(Saved entries)
◇ ◇ ◇

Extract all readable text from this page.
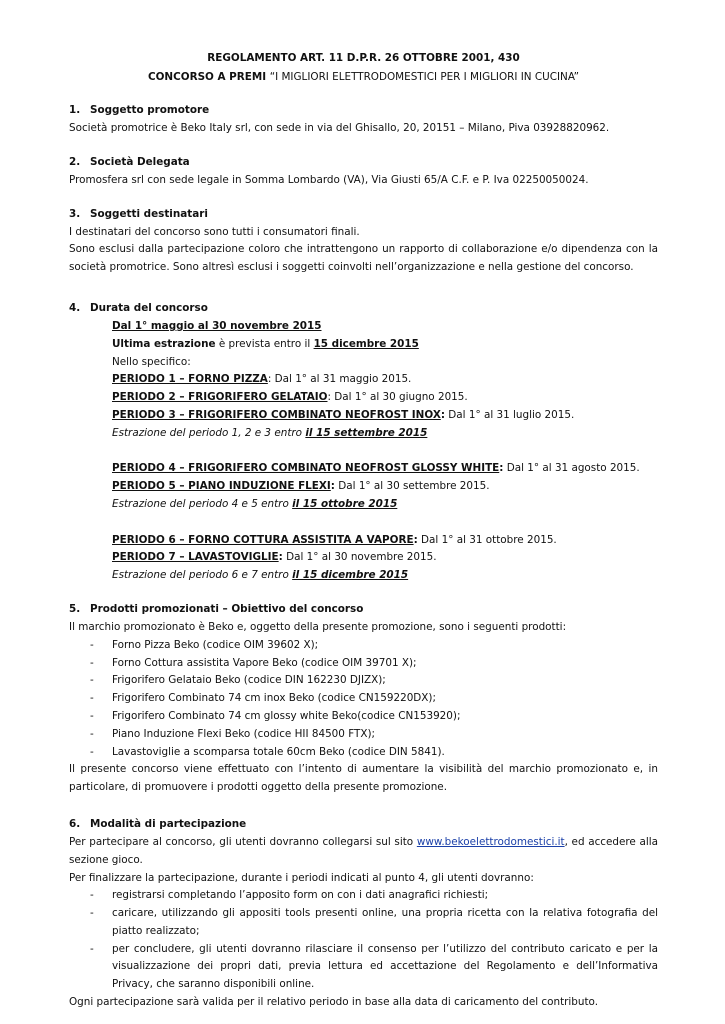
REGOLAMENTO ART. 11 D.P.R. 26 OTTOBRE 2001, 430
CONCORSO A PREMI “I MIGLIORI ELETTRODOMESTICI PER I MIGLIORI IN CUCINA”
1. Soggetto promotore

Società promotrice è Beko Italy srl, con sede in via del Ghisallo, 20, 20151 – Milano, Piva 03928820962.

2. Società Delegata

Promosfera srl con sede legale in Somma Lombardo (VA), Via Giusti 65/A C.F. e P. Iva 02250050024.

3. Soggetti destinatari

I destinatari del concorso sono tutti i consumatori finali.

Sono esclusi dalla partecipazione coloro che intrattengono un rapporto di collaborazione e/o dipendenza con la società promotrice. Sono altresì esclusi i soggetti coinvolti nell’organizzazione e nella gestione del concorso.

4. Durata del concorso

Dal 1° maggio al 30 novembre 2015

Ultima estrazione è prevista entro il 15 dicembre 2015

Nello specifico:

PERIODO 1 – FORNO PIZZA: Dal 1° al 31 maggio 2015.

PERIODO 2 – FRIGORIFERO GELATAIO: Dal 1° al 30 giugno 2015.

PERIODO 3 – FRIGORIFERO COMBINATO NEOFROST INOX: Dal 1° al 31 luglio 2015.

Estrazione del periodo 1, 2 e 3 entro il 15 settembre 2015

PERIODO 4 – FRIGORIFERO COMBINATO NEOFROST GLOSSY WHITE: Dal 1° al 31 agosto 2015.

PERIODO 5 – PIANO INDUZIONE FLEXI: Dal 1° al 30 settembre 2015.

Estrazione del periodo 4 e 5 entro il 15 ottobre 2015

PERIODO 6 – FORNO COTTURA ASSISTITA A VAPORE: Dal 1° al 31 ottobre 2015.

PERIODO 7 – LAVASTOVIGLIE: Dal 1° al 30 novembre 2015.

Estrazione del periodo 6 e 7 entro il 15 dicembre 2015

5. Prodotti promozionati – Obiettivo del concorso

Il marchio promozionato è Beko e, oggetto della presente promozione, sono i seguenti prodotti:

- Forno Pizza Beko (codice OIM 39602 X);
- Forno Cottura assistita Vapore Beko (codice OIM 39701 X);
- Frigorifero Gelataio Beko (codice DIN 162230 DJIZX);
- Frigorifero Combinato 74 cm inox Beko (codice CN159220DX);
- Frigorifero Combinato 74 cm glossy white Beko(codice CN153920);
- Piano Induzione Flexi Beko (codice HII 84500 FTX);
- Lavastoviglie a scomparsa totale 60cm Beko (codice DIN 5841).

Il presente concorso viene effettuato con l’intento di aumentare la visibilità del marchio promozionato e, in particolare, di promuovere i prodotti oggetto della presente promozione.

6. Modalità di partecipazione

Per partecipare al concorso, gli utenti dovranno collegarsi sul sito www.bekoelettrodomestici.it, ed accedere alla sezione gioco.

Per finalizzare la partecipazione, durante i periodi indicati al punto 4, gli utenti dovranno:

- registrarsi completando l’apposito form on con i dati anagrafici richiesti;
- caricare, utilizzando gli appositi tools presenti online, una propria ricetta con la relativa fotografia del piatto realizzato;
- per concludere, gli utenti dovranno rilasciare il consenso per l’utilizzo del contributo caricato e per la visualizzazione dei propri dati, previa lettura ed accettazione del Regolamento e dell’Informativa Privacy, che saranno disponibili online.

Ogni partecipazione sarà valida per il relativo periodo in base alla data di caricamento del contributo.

◇ ◇ ◇

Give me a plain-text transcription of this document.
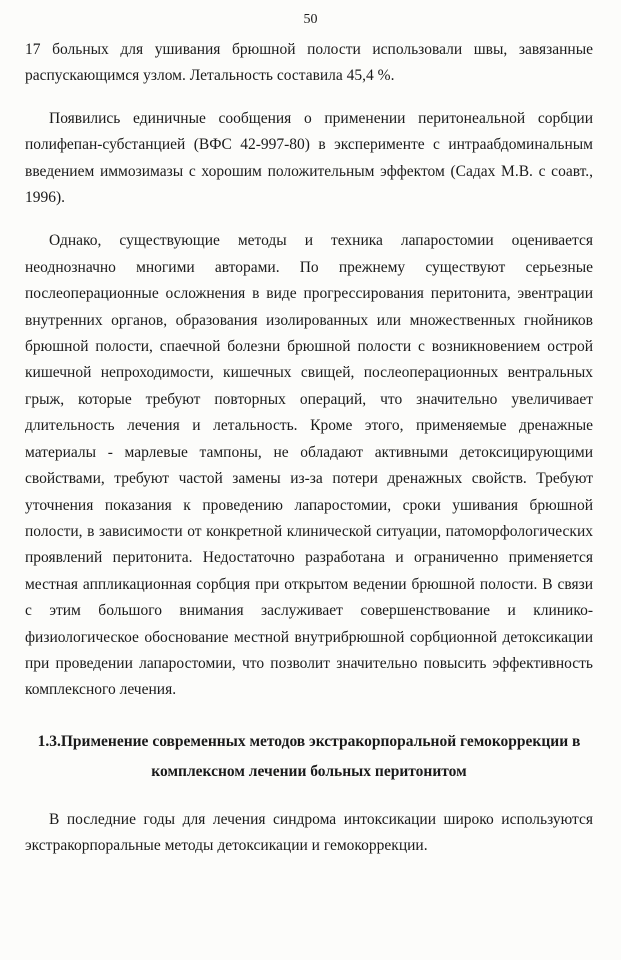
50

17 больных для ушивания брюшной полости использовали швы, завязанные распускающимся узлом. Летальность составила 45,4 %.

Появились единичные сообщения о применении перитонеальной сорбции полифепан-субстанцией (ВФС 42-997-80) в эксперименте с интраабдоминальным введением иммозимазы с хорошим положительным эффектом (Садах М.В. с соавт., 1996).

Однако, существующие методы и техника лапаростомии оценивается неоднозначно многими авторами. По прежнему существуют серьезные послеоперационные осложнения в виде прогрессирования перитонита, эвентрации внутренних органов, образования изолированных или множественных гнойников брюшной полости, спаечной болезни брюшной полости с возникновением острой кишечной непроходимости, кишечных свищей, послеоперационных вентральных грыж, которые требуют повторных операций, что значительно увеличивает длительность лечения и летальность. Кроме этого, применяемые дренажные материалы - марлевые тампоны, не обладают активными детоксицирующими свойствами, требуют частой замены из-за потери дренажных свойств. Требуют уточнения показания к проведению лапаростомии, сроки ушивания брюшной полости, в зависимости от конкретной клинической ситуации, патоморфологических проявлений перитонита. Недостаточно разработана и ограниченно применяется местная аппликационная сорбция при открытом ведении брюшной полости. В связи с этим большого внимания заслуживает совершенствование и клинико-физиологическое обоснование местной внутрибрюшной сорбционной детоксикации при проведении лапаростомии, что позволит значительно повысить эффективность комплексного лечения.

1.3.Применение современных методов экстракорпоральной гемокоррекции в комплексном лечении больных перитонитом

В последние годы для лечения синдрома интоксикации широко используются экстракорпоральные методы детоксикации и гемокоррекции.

◇ ◇ ◇

> _Your goal_: Copy each line above that contains the word "online".

> _Answer_:
- caricare, utilizzando gli appositi tools presenti online, una propria ricetta con la relativa fotografia del piatto realizzato;
- per concludere, gli utenti dovranno rilasciare il consenso per l’utilizzo del contributo caricato e per la visualizzazione dei propri dati, previa lettura ed accettazione del Regolamento e dell’Informativa Privacy, che saranno disponibili online.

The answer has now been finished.